What you are asked to do
Return every line below as is, leaving out the pictures.

Data entries
* * *

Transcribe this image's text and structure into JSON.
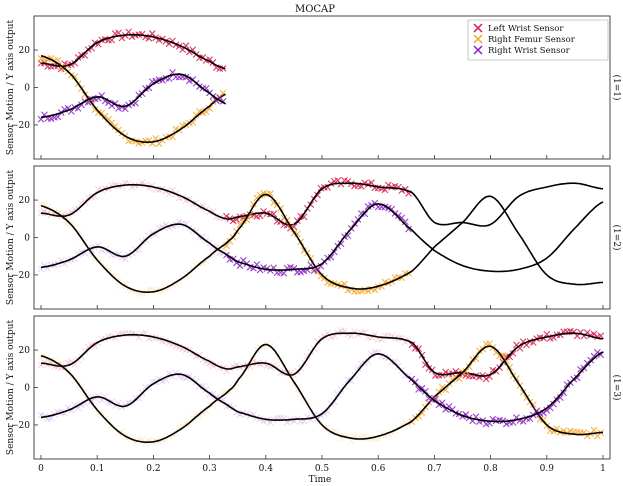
{
  "chart_data": {
    "type": "line",
    "title": "MOCAP",
    "xlabel": "Time",
    "ylabel": "Sensor Motion / Y axis output",
    "xlim": [
      0,
      1
    ],
    "ylim": [
      -35,
      35
    ],
    "xticks": [
      0,
      0.1,
      0.2,
      0.3,
      0.4,
      0.5,
      0.6,
      0.7,
      0.8,
      0.9,
      1
    ],
    "xtick_labels": [
      "0",
      "0.1",
      "0.2",
      "0.3",
      "0.4",
      "0.5",
      "0.6",
      "0.7",
      "0.8",
      "0.9",
      "1"
    ],
    "yticks": [
      -20,
      0,
      20
    ],
    "ytick_labels": [
      "−20",
      "0",
      "20"
    ],
    "legend": {
      "placement": "top-right",
      "marker": "×"
    },
    "series": [
      {
        "name": "Left Wrist Sensor",
        "color": "#d6194b"
      },
      {
        "name": "Right Femur Sensor",
        "color": "#f5a623"
      },
      {
        "name": "Right Wrist Sensor",
        "color": "#8a1fc7"
      }
    ],
    "panels": [
      {
        "label": "(1=1)",
        "observed_until": 0.33
      },
      {
        "label": "(1=2)",
        "observed_until": 0.66
      },
      {
        "label": "(1=3)",
        "observed_until": 1.0
      }
    ],
    "curves": {
      "x": [
        0,
        0.05,
        0.1,
        0.15,
        0.2,
        0.25,
        0.3,
        0.33,
        0.35,
        0.4,
        0.45,
        0.5,
        0.55,
        0.6,
        0.66,
        0.7,
        0.75,
        0.8,
        0.85,
        0.9,
        0.95,
        1.0
      ],
      "left_wrist": [
        13,
        12,
        24,
        28,
        27,
        22,
        14,
        10,
        11,
        13,
        7,
        26,
        29,
        27,
        24,
        8,
        8,
        7,
        22,
        27,
        29,
        26
      ],
      "right_femur": [
        17,
        8,
        -12,
        -26,
        -29,
        -22,
        -10,
        -3,
        4,
        23,
        3,
        -20,
        -27,
        -26,
        -18,
        -5,
        8,
        22,
        2,
        -20,
        -25,
        -24
      ],
      "right_wrist": [
        -16,
        -12,
        -5,
        -10,
        2,
        7,
        -3,
        -9,
        -13,
        -17,
        -17,
        -14,
        4,
        18,
        4,
        -7,
        -15,
        -18,
        -17,
        -11,
        5,
        19
      ]
    }
  }
}
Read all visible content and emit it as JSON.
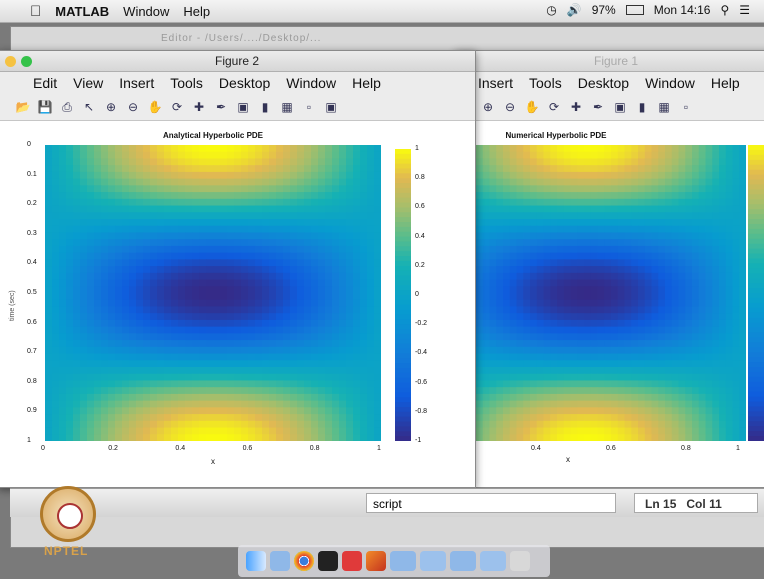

* * *

Full solution
Transcribe this image's text and structure into JSON.
{
  "chart_data": {
    "type": "line",
    "title": "MOCAP",
    "xlabel": "Time",
    "ylabel": "Sensor Motion / Y axis output",
    "xlim": [
      0,
      1
    ],
    "ylim": [
      -35,
      35
    ],
    "xticks": [
      0,
      0.1,
      0.2,
      0.3,
      0.4,
      0.5,
      0.6,
      0.7,
      0.8,
      0.9,
      1
    ],
    "xtick_labels": [
      "0",
      "0.1",
      "0.2",
      "0.3",
      "0.4",
      "0.5",
      "0.6",
      "0.7",
      "0.8",
      "0.9",
      "1"
    ],
    "yticks": [
      -20,
      0,
      20
    ],
    "ytick_labels": [
      "−20",
      "0",
      "20"
    ],
    "legend": {
      "placement": "top-right",
      "marker": "×"
    },
    "series": [
      {
        "name": "Left Wrist Sensor",
        "color": "#d6194b"
      },
      {
        "name": "Right Femur Sensor",
        "color": "#f5a623"
      },
      {
        "name": "Right Wrist Sensor",
        "color": "#8a1fc7"
      }
    ],
    "panels": [
      {
        "label": "(1=1)",
        "observed_until": 0.33
      },
      {
        "label": "(1=2)",
        "observed_until": 0.66
      },
      {
        "label": "(1=3)",
        "observed_until": 1.0
      }
    ],
    "curves": {
      "x": [
        0,
        0.05,
        0.1,
        0.15,
        0.2,
        0.25,
        0.3,
        0.33,
        0.35,
        0.4,
        0.45,
        0.5,
        0.55,
        0.6,
        0.66,
        0.7,
        0.75,
        0.8,
        0.85,
        0.9,
        0.95,
        1.0
      ],
      "left_wrist": [
        13,
        12,
        24,
        28,
        27,
        22,
        14,
        10,
        11,
        13,
        7,
        26,
        29,
        27,
        24,
        8,
        8,
        7,
        22,
        27,
        29,
        26
      ],
      "right_femur": [
        17,
        8,
        -12,
        -26,
        -29,
        -22,
        -10,
        -3,
        4,
        23,
        3,
        -20,
        -27,
        -26,
        -18,
        -5,
        8,
        22,
        2,
        -20,
        -25,
        -24
      ],
      "right_wrist": [
        -16,
        -12,
        -5,
        -10,
        2,
        7,
        -3,
        -9,
        -13,
        -17,
        -17,
        -14,
        4,
        18,
        4,
        -7,
        -15,
        -18,
        -17,
        -11,
        5,
        19
      ]
    }
  }
}
Read all visible content and emit it as JSON.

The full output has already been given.